Go through the entries below and collect each line with the string "Transaksi" in it.
··· Material shown
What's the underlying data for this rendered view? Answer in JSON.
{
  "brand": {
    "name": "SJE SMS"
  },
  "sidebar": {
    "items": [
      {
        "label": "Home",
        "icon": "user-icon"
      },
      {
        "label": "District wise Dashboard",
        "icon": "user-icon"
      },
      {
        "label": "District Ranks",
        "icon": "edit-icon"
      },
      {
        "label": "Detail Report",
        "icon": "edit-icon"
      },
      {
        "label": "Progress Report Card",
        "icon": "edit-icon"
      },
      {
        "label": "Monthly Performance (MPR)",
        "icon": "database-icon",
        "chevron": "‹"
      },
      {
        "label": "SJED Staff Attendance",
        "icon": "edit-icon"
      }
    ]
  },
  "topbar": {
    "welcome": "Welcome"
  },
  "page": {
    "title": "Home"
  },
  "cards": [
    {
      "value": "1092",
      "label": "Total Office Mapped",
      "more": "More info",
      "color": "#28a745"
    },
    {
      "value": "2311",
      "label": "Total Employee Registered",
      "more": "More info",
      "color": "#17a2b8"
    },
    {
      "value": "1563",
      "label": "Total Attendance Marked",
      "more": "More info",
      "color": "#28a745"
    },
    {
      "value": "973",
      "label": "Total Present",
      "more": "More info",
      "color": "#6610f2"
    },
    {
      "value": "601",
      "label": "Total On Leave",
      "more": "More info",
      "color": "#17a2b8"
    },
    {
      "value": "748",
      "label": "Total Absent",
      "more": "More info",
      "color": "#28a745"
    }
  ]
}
······
··· Material shown
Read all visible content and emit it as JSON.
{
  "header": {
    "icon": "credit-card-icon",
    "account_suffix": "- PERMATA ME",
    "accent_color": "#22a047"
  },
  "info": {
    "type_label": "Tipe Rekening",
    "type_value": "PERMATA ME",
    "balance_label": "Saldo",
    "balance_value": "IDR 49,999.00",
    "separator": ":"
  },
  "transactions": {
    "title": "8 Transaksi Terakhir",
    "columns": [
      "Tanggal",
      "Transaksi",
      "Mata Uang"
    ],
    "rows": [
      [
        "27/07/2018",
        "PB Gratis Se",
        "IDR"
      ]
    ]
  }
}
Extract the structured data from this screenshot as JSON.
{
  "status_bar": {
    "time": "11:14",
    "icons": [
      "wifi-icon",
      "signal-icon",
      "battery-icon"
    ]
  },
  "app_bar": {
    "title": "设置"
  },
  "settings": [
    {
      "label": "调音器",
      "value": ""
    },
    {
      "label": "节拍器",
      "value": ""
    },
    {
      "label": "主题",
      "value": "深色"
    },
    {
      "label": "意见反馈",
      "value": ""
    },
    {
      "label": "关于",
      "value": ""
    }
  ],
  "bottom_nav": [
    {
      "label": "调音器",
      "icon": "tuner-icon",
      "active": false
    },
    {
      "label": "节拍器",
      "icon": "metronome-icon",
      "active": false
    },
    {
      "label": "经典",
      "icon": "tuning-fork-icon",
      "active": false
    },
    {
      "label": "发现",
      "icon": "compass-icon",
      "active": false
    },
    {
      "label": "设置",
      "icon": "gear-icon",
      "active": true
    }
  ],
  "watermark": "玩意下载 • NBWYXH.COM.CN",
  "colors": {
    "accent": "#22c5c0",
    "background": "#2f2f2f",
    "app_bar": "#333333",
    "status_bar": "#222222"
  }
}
······
* _Full solution_:
    "title": "8 Transaksi Terakhir",
      "Transaksi",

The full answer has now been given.